Instructions to follow:
Print the data exactly as it is given, please.

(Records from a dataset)
========

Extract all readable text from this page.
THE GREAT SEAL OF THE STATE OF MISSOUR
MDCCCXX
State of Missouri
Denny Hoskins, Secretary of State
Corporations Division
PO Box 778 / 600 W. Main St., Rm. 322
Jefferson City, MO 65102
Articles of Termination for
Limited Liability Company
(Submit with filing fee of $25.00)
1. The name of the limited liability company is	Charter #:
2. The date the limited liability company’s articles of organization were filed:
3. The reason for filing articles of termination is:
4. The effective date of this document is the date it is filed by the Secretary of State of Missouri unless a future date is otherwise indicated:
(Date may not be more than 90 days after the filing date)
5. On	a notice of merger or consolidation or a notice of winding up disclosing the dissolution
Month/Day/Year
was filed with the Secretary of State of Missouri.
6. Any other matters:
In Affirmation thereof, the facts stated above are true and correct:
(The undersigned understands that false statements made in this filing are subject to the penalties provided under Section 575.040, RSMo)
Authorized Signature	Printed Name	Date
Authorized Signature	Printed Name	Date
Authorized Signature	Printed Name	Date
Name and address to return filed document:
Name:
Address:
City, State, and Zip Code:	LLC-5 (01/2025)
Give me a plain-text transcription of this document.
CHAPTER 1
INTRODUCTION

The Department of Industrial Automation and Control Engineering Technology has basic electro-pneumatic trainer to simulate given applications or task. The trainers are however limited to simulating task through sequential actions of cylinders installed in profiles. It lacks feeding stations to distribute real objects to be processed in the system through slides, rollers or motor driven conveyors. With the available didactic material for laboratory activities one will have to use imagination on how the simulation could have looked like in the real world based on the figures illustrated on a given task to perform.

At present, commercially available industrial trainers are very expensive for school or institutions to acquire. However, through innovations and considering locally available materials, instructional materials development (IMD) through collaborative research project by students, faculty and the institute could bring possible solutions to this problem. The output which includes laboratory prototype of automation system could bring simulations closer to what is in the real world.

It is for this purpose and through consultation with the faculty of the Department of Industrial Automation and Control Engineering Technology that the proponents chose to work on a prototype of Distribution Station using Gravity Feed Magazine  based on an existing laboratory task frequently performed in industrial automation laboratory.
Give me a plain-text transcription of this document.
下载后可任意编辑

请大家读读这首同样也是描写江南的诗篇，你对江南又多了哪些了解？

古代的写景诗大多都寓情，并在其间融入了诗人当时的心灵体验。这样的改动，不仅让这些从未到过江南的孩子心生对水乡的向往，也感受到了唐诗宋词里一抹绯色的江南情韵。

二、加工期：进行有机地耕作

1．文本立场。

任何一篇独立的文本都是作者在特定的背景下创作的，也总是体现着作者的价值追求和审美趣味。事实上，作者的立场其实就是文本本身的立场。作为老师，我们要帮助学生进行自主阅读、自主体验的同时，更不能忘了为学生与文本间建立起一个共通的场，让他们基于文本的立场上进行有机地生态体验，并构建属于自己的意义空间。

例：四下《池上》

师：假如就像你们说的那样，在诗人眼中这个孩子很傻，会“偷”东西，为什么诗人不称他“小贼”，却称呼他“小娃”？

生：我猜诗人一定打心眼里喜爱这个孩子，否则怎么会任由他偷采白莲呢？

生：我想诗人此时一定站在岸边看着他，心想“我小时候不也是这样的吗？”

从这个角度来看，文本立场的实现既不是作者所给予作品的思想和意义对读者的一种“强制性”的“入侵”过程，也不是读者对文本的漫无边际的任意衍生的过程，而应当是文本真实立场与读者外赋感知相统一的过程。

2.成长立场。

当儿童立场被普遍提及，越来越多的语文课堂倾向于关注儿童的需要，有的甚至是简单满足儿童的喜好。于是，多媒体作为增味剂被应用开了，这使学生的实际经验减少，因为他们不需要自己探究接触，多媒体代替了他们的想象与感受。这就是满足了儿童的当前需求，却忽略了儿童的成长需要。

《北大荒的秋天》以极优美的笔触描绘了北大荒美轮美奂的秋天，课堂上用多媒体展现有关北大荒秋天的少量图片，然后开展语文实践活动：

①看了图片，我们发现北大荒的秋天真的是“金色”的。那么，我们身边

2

========

The response:
Extract all readable text from this page.
THE GREAT SEAL OF THE STATE OF MISSOUR
MDCCCXX
State of Missouri
Denny Hoskins, Secretary of State
Corporations Division
PO Box 778 / 600 W. Main St., Rm. 322
Jefferson City, MO 65102
Articles of Termination for
Limited Liability Company
(Submit with filing fee of $25.00)
1. The name of the limited liability company is	Charter #:
2. The date the limited liability company’s articles of organization were filed:
3. The reason for filing articles of termination is:
4. The effective date of this document is the date it is filed by the Secretary of State of Missouri unless a future date is otherwise indicated:
(Date may not be more than 90 days after the filing date)
5. On	a notice of merger or consolidation or a notice of winding up disclosing the dissolution
Month/Day/Year
was filed with the Secretary of State of Missouri.
6. Any other matters:
In Affirmation thereof, the facts stated above are true and correct:
(The undersigned understands that false statements made in this filing are subject to the penalties provided under Section 575.040, RSMo)
Authorized Signature	Printed Name	Date
Authorized Signature	Printed Name	Date
Authorized Signature	Printed Name	Date
Name and address to return filed document:
Name:
Address:
City, State, and Zip Code:	LLC-5 (01/2025)
Give me a plain-text transcription of this document.
CHAPTER 1
INTRODUCTION

The Department of Industrial Automation and Control Engineering Technology has basic electro-pneumatic trainer to simulate given applications or task. The trainers are however limited to simulating task through sequential actions of cylinders installed in profiles. It lacks feeding stations to distribute real objects to be processed in the system through slides, rollers or motor driven conveyors. With the available didactic material for laboratory activities one will have to use imagination on how the simulation could have looked like in the real world based on the figures illustrated on a given task to perform.

At present, commercially available industrial trainers are very expensive for school or institutions to acquire. However, through innovations and considering locally available materials, instructional materials development (IMD) through collaborative research project by students, faculty and the institute could bring possible solutions to this problem. The output which includes laboratory prototype of automation system could bring simulations closer to what is in the real world.

It is for this purpose and through consultation with the faculty of the Department of Industrial Automation and Control Engineering Technology that the proponents chose to work on a prototype of Distribution Station using Gravity Feed Magazine  based on an existing laboratory task frequently performed in industrial automation laboratory.
Give me a plain-text transcription of this document.
下载后可任意编辑

请大家读读这首同样也是描写江南的诗篇，你对江南又多了哪些了解？

古代的写景诗大多都寓情，并在其间融入了诗人当时的心灵体验。这样的改动，不仅让这些从未到过江南的孩子心生对水乡的向往，也感受到了唐诗宋词里一抹绯色的江南情韵。

二、加工期：进行有机地耕作

1．文本立场。

任何一篇独立的文本都是作者在特定的背景下创作的，也总是体现着作者的价值追求和审美趣味。事实上，作者的立场其实就是文本本身的立场。作为老师，我们要帮助学生进行自主阅读、自主体验的同时，更不能忘了为学生与文本间建立起一个共通的场，让他们基于文本的立场上进行有机地生态体验，并构建属于自己的意义空间。

例：四下《池上》

师：假如就像你们说的那样，在诗人眼中这个孩子很傻，会“偷”东西，为什么诗人不称他“小贼”，却称呼他“小娃”？

生：我猜诗人一定打心眼里喜爱这个孩子，否则怎么会任由他偷采白莲呢？

生：我想诗人此时一定站在岸边看着他，心想“我小时候不也是这样的吗？”

从这个角度来看，文本立场的实现既不是作者所给予作品的思想和意义对读者的一种“强制性”的“入侵”过程，也不是读者对文本的漫无边际的任意衍生的过程，而应当是文本真实立场与读者外赋感知相统一的过程。

2.成长立场。

当儿童立场被普遍提及，越来越多的语文课堂倾向于关注儿童的需要，有的甚至是简单满足儿童的喜好。于是，多媒体作为增味剂被应用开了，这使学生的实际经验减少，因为他们不需要自己探究接触，多媒体代替了他们的想象与感受。这就是满足了儿童的当前需求，却忽略了儿童的成长需要。

《北大荒的秋天》以极优美的笔触描绘了北大荒美轮美奂的秋天，课堂上用多媒体展现有关北大荒秋天的少量图片，然后开展语文实践活动：

①看了图片，我们发现北大荒的秋天真的是“金色”的。那么，我们身边

2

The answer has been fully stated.